§ GIVEN DATA:
——
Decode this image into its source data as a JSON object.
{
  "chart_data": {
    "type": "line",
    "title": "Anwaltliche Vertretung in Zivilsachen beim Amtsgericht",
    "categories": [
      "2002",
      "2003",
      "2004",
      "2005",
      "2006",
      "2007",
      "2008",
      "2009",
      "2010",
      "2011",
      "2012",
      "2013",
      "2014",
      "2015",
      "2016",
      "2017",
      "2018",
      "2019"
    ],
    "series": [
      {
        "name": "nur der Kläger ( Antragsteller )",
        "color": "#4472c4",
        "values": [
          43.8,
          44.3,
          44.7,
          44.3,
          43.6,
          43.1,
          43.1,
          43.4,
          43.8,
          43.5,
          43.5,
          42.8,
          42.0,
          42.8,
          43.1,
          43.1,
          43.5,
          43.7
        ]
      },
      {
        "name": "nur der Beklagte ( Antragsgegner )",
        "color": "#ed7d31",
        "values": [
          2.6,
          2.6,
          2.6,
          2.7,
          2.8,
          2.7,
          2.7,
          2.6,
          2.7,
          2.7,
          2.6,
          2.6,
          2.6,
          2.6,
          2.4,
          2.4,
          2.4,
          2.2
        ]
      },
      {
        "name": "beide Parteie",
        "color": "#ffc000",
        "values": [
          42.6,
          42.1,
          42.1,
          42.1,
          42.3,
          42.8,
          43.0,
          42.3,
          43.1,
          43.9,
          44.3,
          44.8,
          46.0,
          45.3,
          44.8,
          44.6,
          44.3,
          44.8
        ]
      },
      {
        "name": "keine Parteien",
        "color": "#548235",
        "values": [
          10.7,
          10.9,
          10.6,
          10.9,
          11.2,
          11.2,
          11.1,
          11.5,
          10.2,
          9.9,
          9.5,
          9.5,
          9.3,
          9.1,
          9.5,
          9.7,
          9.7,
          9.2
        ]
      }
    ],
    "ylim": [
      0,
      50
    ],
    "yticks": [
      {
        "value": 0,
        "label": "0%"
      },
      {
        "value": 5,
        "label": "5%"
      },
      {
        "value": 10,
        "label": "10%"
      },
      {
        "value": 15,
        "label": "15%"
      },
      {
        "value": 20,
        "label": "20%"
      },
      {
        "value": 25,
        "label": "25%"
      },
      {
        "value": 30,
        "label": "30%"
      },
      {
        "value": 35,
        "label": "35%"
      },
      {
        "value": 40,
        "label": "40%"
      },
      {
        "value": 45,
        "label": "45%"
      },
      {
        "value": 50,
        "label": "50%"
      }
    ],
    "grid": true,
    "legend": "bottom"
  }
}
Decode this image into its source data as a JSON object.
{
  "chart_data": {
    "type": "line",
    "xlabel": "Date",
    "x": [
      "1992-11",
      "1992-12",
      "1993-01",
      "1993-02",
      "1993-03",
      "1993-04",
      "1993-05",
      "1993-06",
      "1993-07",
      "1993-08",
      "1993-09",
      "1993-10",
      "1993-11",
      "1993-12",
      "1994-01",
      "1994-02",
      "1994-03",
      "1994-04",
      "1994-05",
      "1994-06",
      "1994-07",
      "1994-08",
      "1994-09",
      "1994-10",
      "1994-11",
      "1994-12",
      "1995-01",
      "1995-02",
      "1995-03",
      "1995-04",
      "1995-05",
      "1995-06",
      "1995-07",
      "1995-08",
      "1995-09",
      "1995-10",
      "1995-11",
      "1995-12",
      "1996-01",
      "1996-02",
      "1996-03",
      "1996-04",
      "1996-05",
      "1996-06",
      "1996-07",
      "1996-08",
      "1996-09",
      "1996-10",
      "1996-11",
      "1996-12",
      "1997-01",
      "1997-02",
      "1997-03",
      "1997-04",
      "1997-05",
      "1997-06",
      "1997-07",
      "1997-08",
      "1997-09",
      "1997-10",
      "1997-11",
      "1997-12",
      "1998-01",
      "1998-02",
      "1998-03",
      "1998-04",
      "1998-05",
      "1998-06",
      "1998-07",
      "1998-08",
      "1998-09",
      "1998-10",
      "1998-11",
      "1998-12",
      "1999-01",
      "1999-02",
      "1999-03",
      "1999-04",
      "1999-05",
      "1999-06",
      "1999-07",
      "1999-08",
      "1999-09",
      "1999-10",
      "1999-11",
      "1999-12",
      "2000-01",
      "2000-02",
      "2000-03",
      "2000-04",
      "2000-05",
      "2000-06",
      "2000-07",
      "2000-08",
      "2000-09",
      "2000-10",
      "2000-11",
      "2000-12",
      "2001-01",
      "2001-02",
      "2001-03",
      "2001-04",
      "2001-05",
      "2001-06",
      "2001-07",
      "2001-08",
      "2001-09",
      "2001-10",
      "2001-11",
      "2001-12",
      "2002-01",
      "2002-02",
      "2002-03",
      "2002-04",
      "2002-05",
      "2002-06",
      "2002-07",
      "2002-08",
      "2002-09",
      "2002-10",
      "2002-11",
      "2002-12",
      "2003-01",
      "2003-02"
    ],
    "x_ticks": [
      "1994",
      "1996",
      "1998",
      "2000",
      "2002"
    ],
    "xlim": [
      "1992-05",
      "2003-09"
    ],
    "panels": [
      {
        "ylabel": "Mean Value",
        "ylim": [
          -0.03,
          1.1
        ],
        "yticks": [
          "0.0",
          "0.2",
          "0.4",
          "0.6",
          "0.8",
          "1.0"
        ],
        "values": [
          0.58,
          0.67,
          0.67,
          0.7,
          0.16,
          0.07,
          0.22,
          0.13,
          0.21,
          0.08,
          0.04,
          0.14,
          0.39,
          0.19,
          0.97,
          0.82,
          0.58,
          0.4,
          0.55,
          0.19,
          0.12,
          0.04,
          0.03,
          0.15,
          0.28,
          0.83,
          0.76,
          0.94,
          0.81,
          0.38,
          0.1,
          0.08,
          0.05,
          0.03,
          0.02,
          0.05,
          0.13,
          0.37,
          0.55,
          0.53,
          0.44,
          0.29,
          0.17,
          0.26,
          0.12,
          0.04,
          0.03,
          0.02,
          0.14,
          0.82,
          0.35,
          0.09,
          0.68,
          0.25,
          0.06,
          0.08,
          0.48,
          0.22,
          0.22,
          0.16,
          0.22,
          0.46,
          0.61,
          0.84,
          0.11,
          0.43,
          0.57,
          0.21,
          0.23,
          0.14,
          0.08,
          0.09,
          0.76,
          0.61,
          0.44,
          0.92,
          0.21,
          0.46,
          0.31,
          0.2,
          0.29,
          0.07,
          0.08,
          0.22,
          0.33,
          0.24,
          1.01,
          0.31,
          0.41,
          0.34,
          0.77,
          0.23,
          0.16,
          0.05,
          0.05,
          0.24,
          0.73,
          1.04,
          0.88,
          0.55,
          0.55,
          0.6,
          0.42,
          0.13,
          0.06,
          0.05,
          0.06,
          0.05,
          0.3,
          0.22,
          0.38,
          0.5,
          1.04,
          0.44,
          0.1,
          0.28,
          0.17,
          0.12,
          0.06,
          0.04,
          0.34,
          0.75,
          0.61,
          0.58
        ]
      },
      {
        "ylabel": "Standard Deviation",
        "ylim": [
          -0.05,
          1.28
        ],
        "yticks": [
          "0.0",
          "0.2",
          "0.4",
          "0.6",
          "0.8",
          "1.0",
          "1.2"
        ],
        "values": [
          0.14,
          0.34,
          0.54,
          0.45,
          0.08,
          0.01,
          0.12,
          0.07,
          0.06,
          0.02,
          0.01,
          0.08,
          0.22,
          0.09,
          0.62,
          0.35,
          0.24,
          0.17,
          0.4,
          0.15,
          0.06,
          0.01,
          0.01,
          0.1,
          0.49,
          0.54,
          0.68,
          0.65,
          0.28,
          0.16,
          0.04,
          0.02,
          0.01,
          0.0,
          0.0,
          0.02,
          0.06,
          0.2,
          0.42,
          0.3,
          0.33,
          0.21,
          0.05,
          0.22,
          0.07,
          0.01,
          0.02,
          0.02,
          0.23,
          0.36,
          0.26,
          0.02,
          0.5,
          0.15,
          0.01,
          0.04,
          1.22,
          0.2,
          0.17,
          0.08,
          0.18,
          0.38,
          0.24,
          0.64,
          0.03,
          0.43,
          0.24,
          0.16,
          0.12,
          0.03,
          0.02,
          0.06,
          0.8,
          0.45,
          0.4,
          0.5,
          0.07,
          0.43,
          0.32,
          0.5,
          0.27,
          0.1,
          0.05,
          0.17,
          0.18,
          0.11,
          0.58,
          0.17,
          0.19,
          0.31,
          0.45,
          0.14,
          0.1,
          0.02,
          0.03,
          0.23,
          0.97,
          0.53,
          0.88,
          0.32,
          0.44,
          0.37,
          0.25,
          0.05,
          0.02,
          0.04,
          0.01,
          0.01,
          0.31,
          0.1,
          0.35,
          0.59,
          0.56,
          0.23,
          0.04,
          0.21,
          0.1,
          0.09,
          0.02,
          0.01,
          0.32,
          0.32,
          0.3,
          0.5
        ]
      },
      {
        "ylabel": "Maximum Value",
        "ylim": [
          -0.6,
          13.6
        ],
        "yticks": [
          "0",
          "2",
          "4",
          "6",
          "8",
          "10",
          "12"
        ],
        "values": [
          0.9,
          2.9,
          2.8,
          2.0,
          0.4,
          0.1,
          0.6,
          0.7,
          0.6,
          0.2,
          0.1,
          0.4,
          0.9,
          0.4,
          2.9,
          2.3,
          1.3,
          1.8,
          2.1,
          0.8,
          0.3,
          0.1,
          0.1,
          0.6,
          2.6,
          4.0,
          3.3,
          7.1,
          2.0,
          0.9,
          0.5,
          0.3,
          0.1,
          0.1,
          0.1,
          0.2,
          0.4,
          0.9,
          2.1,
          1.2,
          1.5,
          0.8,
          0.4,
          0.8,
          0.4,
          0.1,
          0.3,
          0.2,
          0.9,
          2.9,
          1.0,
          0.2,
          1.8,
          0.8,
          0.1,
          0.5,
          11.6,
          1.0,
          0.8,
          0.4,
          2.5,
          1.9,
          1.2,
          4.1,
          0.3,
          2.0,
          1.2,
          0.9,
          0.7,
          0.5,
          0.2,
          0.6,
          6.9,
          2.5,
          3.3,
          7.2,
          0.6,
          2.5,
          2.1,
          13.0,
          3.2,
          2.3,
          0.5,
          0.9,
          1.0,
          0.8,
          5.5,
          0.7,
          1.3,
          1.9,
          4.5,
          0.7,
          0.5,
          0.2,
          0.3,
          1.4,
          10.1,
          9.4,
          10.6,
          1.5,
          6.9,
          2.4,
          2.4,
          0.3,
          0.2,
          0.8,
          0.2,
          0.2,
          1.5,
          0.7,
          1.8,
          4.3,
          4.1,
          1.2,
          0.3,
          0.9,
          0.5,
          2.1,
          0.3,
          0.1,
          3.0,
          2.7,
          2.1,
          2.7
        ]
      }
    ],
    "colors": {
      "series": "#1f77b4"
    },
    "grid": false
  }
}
——
§ EXERCISE GOAL: Pull out all lines in the data above that include "ylabel".

§ WRITTEN REPLY:
        "ylabel": "Mean Value",
        "ylabel": "Standard Deviation",
        "ylabel": "Maximum Value",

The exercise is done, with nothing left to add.